Work required
Leave out the pictures and copy everything else below exactly.

[Records from a collection]
╔══
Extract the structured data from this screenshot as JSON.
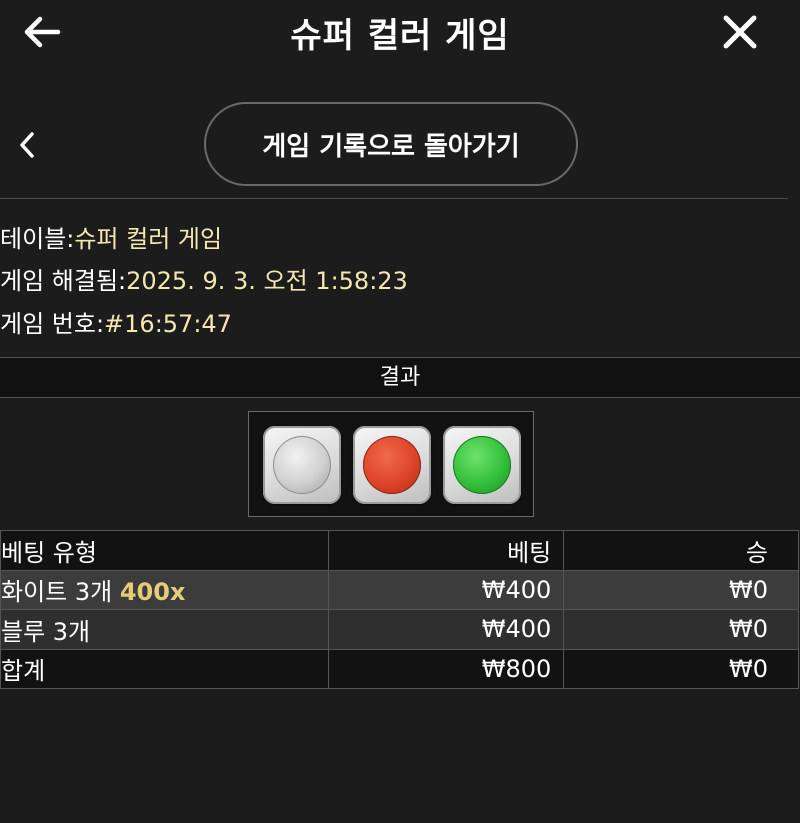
{
  "header": {
    "title": "슈퍼 컬러 게임",
    "back_icon": "left-arrow-icon",
    "close_icon": "close-icon"
  },
  "subnav": {
    "back_icon": "chevron-left-icon",
    "history_button": "게임 기록으로 돌아가기"
  },
  "info": {
    "table_label": "테이블:",
    "table_value": "슈퍼 컬러 게임",
    "resolved_label": "게임 해결됨:",
    "resolved_value": "2025. 9. 3. 오전 1:58:23",
    "number_label": "게임 번호:",
    "number_value": "#16:57:47"
  },
  "result": {
    "heading": "결과",
    "dice": [
      {
        "name": "white-die",
        "color": "#e6e6e6"
      },
      {
        "name": "red-die",
        "color": "#e2472a"
      },
      {
        "name": "green-die",
        "color": "#35c23c"
      }
    ]
  },
  "bets": {
    "headers": [
      "베팅 유형",
      "베팅",
      "승"
    ],
    "rows": [
      {
        "type": "화이트 3개",
        "multiplier": "400x",
        "bet": "₩400",
        "win": "₩0"
      },
      {
        "type": "블루 3개",
        "multiplier": "",
        "bet": "₩400",
        "win": "₩0"
      },
      {
        "type": "합계",
        "multiplier": "",
        "bet": "₩800",
        "win": "₩0"
      }
    ]
  },
  "colors": {
    "background": "#1c1c1c",
    "value_text": "#f4e7b0",
    "multiplier": "#e3cc7a"
  }
}
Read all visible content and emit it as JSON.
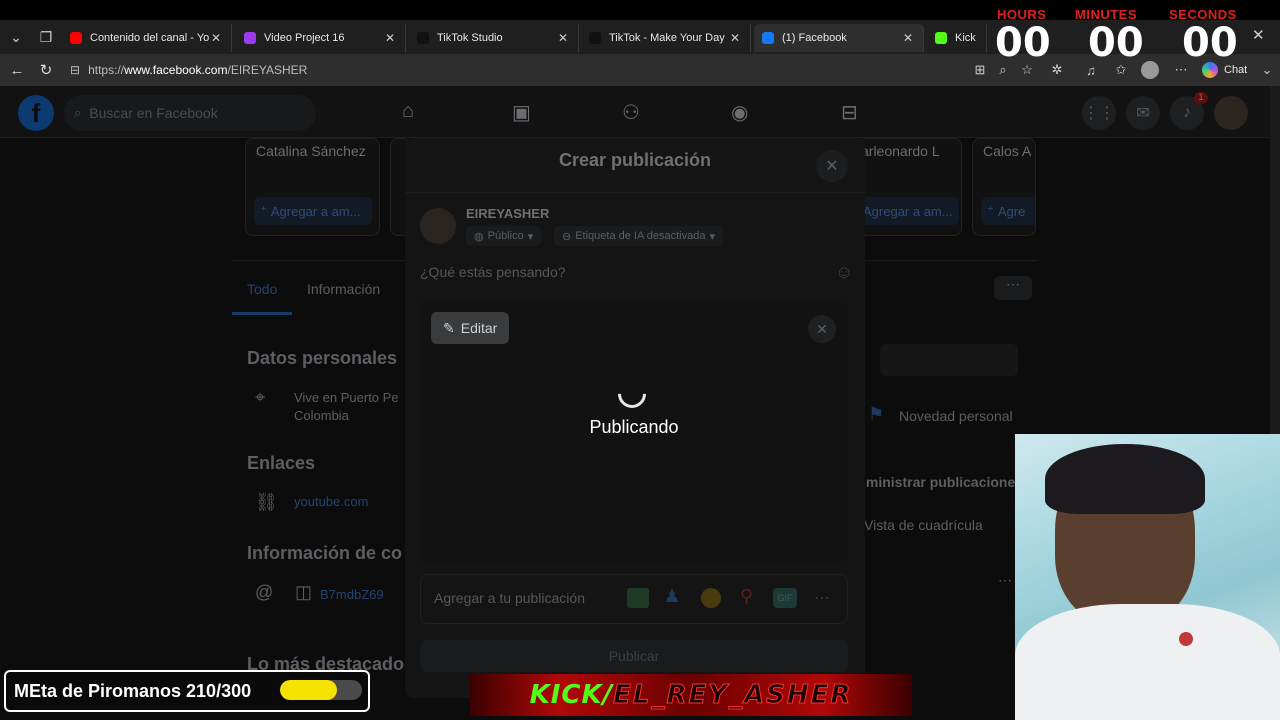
{
  "browser": {
    "tabs": [
      {
        "title": "Contenido del canal - YouTube",
        "favicon_color": "#ff0000",
        "favicon": "youtube-icon"
      },
      {
        "title": "Video Project 16",
        "favicon_color": "#9b3cf0",
        "favicon": "clapper-icon"
      },
      {
        "title": "TikTok Studio",
        "favicon_color": "#111111",
        "favicon": "tiktok-icon"
      },
      {
        "title": "TikTok - Make Your Day",
        "favicon_color": "#111111",
        "favicon": "tiktok-icon"
      },
      {
        "title": "(1) Facebook",
        "favicon_color": "#1877f2",
        "favicon": "facebook-icon"
      },
      {
        "title": "Kick",
        "favicon_color": "#53fc18",
        "favicon": "kick-icon"
      }
    ],
    "url_prefix": "https://",
    "url_host": "www.facebook.com",
    "url_path": "/EIREYASHER",
    "chat_label": "Chat"
  },
  "timer": {
    "hours_label": "HOURS",
    "minutes_label": "MINUTES",
    "seconds_label": "SECONDS",
    "hours": "00",
    "minutes": "00",
    "seconds": "00"
  },
  "facebook": {
    "search_placeholder": "Buscar en Facebook",
    "notification_count": "1",
    "friend_suggestions": [
      {
        "name": "Catalina Sánchez",
        "action": "Agregar a am..."
      },
      {
        "name": "arleonardo L",
        "action": "Agregar a am..."
      },
      {
        "name": "Calos A",
        "action": "Agre"
      }
    ],
    "profile_tabs": [
      "Todo",
      "Información"
    ],
    "personal_heading": "Datos personales",
    "lives_in": "Vive en Puerto Pe Colombia",
    "links_heading": "Enlaces",
    "link_youtube": "youtube.com",
    "contact_heading": "Información de co",
    "instagram": "B7mdbZ69",
    "highlights_heading": "Lo más destacado",
    "right_items": [
      "Novedad personal",
      "lministrar publicaciones",
      "Vista de cuadrícula"
    ]
  },
  "modal": {
    "title": "Crear publicación",
    "user_name": "EIREYASHER",
    "audience": "Público",
    "ai_label": "Etiqueta de IA desactivada",
    "prompt": "¿Qué estás pensando?",
    "edit_label": "Editar",
    "loading_text": "Publicando",
    "add_to_post": "Agregar a tu publicación",
    "publish_label": "Publicar"
  },
  "overlay": {
    "goal_text": "MEta de Piromanos 210/300",
    "goal_current": 210,
    "goal_total": 300,
    "kick_prefix": "KICK/",
    "kick_channel": "EL_REY_ASHER"
  }
}
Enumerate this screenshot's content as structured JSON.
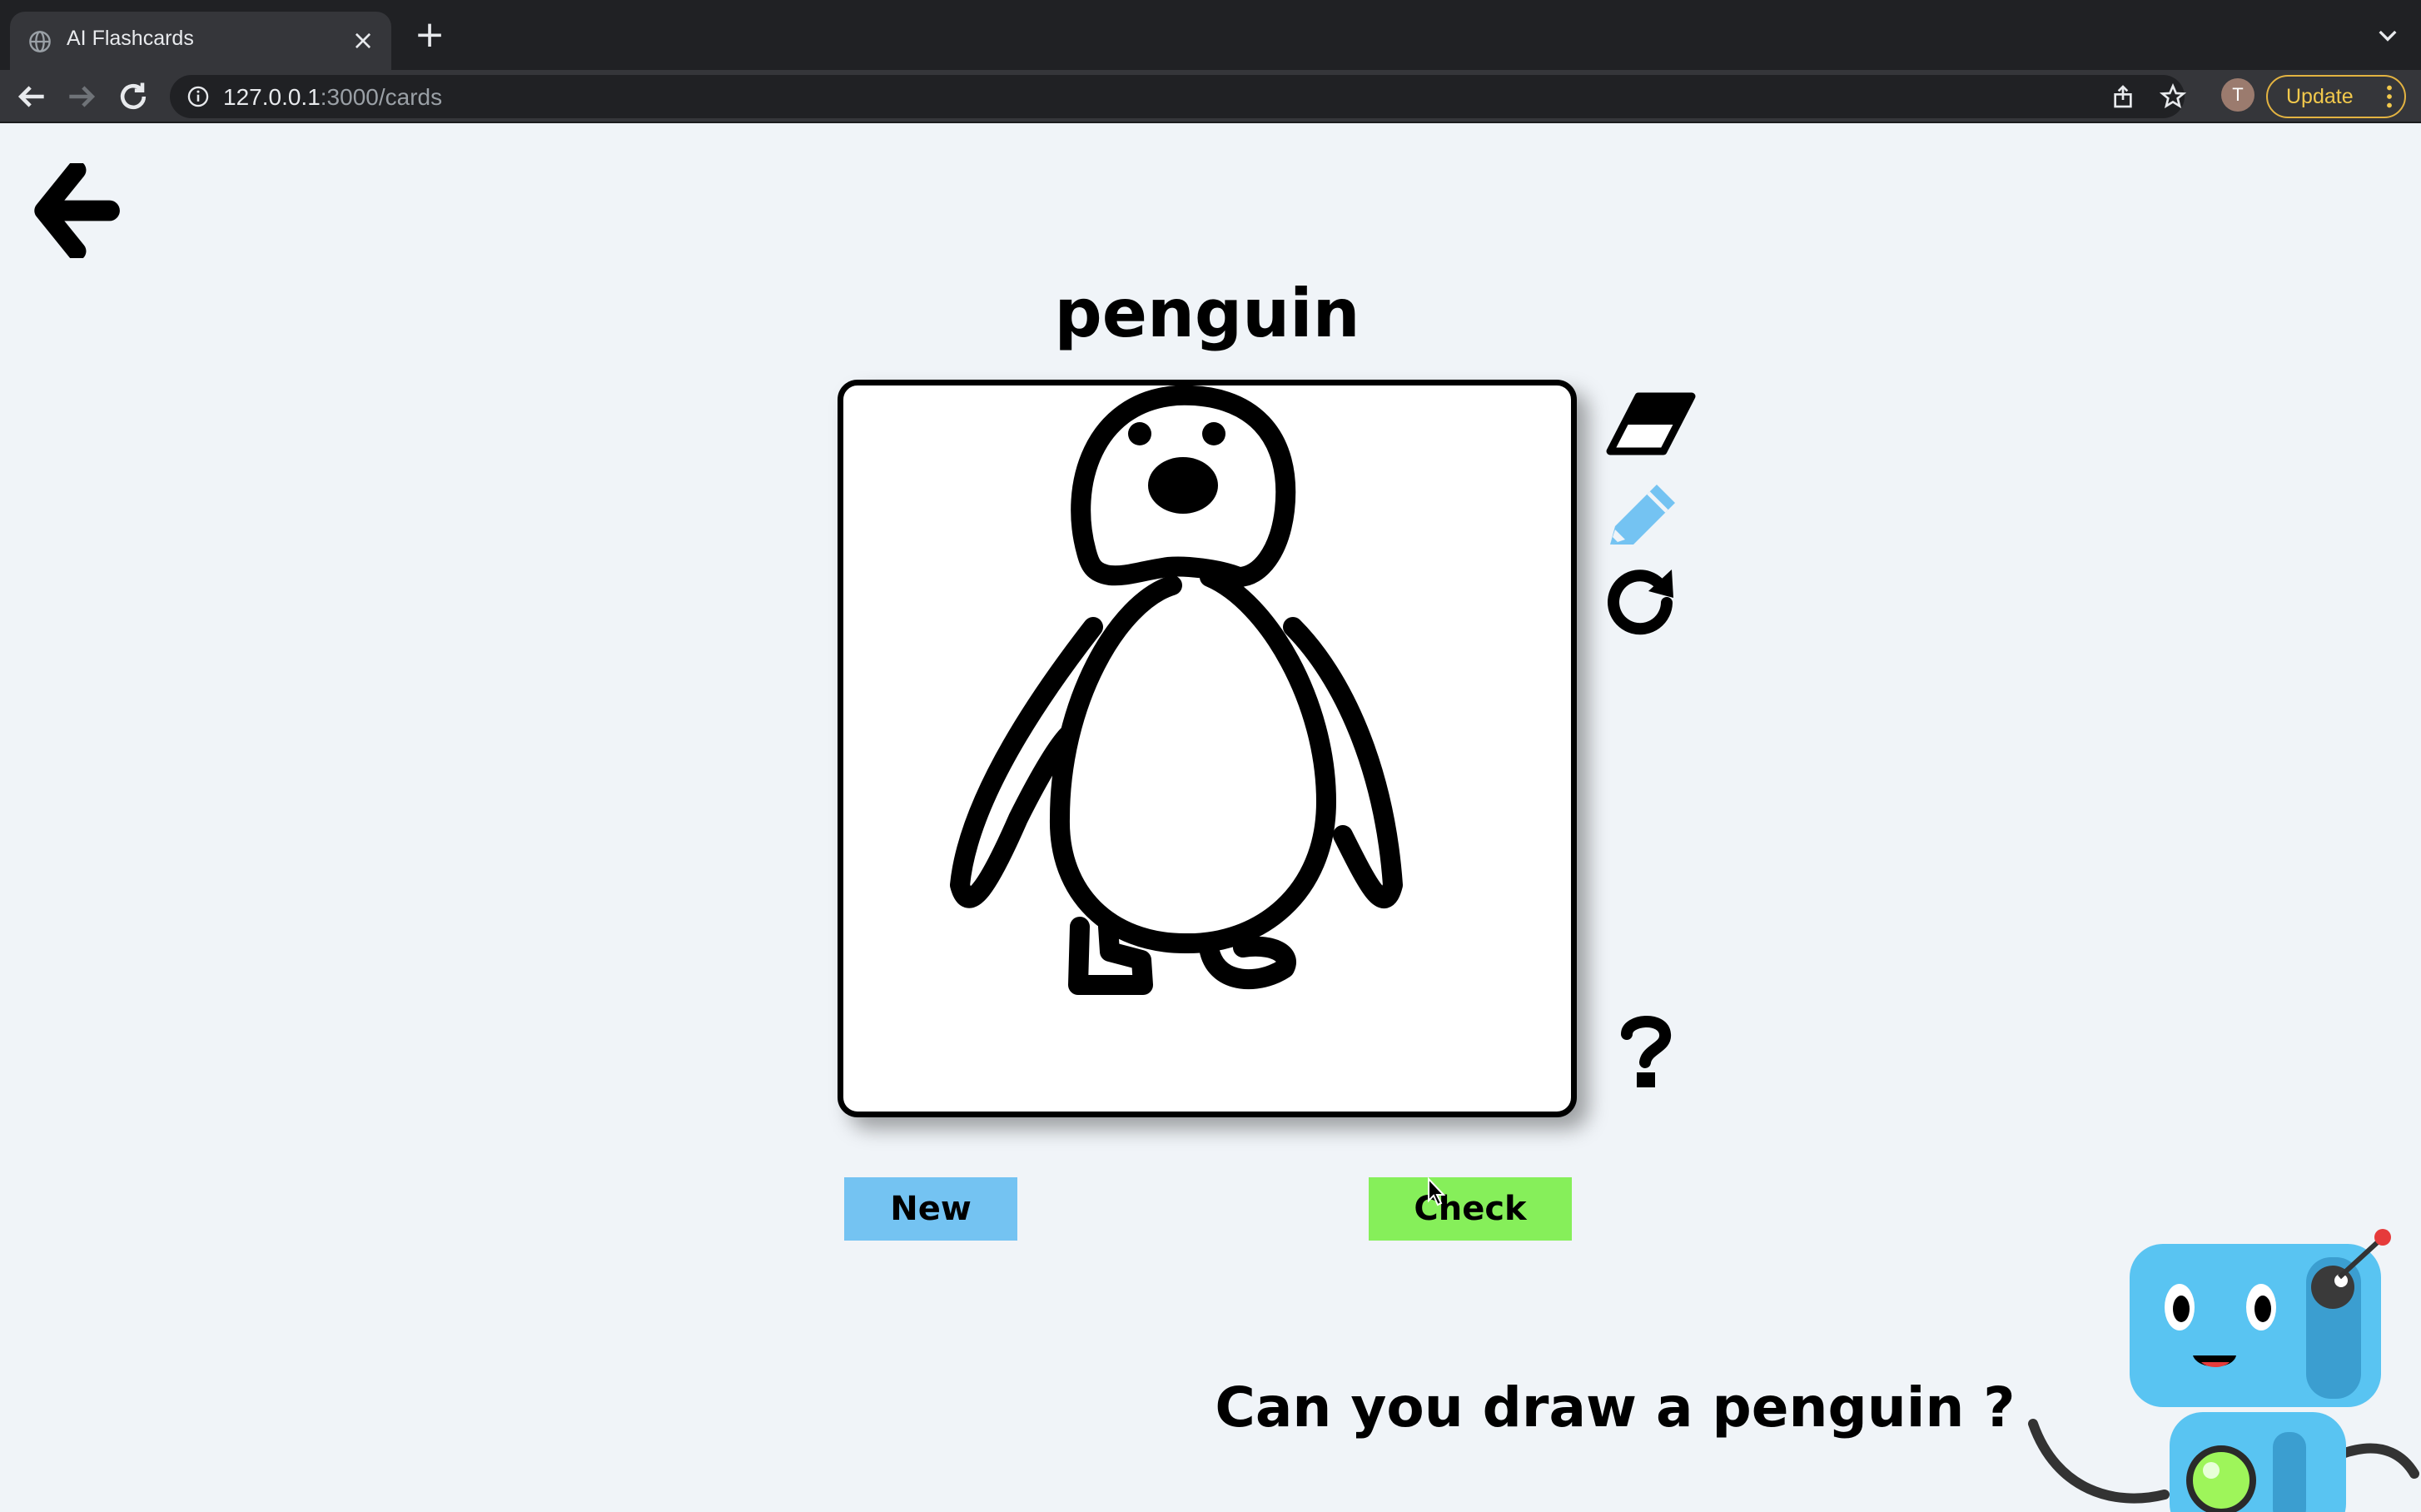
{
  "browser": {
    "tab_title": "AI Flashcards",
    "url_host": "127.0.0.1",
    "url_path": ":3000/cards",
    "avatar_initial": "T",
    "update_label": "Update"
  },
  "page": {
    "card_word": "penguin",
    "new_label": "New",
    "check_label": "Check",
    "prompt_text": "Can you draw a penguin ?",
    "help_symbol": "?"
  },
  "colors": {
    "background": "#f0f4f8",
    "new_button": "#74c3f2",
    "check_button": "#86ef5a",
    "pencil_active": "#74c3f2",
    "robot_blue": "#59c4f2"
  },
  "tools": [
    "eraser-icon",
    "pencil-icon",
    "redo-icon",
    "help-icon"
  ]
}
╚══
Written answer
Extract the structured data from this screenshot as JSON.
{
  "header": {
    "title": "슈퍼 컬러 게임",
    "back_icon": "left-arrow-icon",
    "close_icon": "close-icon"
  },
  "subnav": {
    "back_icon": "chevron-left-icon",
    "history_button": "게임 기록으로 돌아가기"
  },
  "info": {
    "table_label": "테이블:",
    "table_value": "슈퍼 컬러 게임",
    "resolved_label": "게임 해결됨:",
    "resolved_value": "2025. 9. 3. 오전 1:58:23",
    "number_label": "게임 번호:",
    "number_value": "#16:57:47"
  },
  "result": {
    "heading": "결과",
    "dice": [
      {
        "name": "white-die",
        "color": "#e6e6e6"
      },
      {
        "name": "red-die",
        "color": "#e2472a"
      },
      {
        "name": "green-die",
        "color": "#35c23c"
      }
    ]
  },
  "bets": {
    "headers": [
      "베팅 유형",
      "베팅",
      "승"
    ],
    "rows": [
      {
        "type": "화이트 3개",
        "multiplier": "400x",
        "bet": "₩400",
        "win": "₩0"
      },
      {
        "type": "블루 3개",
        "multiplier": "",
        "bet": "₩400",
        "win": "₩0"
      },
      {
        "type": "합계",
        "multiplier": "",
        "bet": "₩800",
        "win": "₩0"
      }
    ]
  },
  "colors": {
    "background": "#1c1c1c",
    "value_text": "#f4e7b0",
    "multiplier": "#e3cc7a"
  }
}
Read all visible content and emit it as JSON.
{
  "browser": {
    "tabs": [
      {
        "title": "Contenido del canal - YouTube",
        "favicon_color": "#ff0000",
        "favicon": "youtube-icon"
      },
      {
        "title": "Video Project 16",
        "favicon_color": "#9b3cf0",
        "favicon": "clapper-icon"
      },
      {
        "title": "TikTok Studio",
        "favicon_color": "#111111",
        "favicon": "tiktok-icon"
      },
      {
        "title": "TikTok - Make Your Day",
        "favicon_color": "#111111",
        "favicon": "tiktok-icon"
      },
      {
        "title": "(1) Facebook",
        "favicon_color": "#1877f2",
        "favicon": "facebook-icon"
      },
      {
        "title": "Kick",
        "favicon_color": "#53fc18",
        "favicon": "kick-icon"
      }
    ],
    "url_prefix": "https://",
    "url_host": "www.facebook.com",
    "url_path": "/EIREYASHER",
    "chat_label": "Chat"
  },
  "timer": {
    "hours_label": "HOURS",
    "minutes_label": "MINUTES",
    "seconds_label": "SECONDS",
    "hours": "00",
    "minutes": "00",
    "seconds": "00"
  },
  "facebook": {
    "search_placeholder": "Buscar en Facebook",
    "notification_count": "1",
    "friend_suggestions": [
      {
        "name": "Catalina Sánchez",
        "action": "Agregar a am..."
      },
      {
        "name": "arleonardo L",
        "action": "Agregar a am..."
      },
      {
        "name": "Calos A",
        "action": "Agre"
      }
    ],
    "profile_tabs": [
      "Todo",
      "Información"
    ],
    "personal_heading": "Datos personales",
    "lives_in": "Vive en Puerto Pe Colombia",
    "links_heading": "Enlaces",
    "link_youtube": "youtube.com",
    "contact_heading": "Información de co",
    "instagram": "B7mdbZ69",
    "highlights_heading": "Lo más destacado",
    "right_items": [
      "Novedad personal",
      "lministrar publicaciones",
      "Vista de cuadrícula"
    ]
  },
  "modal": {
    "title": "Crear publicación",
    "user_name": "EIREYASHER",
    "audience": "Público",
    "ai_label": "Etiqueta de IA desactivada",
    "prompt": "¿Qué estás pensando?",
    "edit_label": "Editar",
    "loading_text": "Publicando",
    "add_to_post": "Agregar a tu publicación",
    "publish_label": "Publicar"
  },
  "overlay": {
    "goal_text": "MEta de Piromanos 210/300",
    "goal_current": 210,
    "goal_total": 300,
    "kick_prefix": "KICK/",
    "kick_channel": "EL_REY_ASHER"
  }
}
Enumerate this screenshot's content as structured JSON.
{
  "browser": {
    "tab_title": "AI Flashcards",
    "url_host": "127.0.0.1",
    "url_path": ":3000/cards",
    "avatar_initial": "T",
    "update_label": "Update"
  },
  "page": {
    "card_word": "penguin",
    "new_label": "New",
    "check_label": "Check",
    "prompt_text": "Can you draw a penguin ?",
    "help_symbol": "?"
  },
  "colors": {
    "background": "#f0f4f8",
    "new_button": "#74c3f2",
    "check_button": "#86ef5a",
    "pencil_active": "#74c3f2",
    "robot_blue": "#59c4f2"
  },
  "tools": [
    "eraser-icon",
    "pencil-icon",
    "redo-icon",
    "help-icon"
  ]
}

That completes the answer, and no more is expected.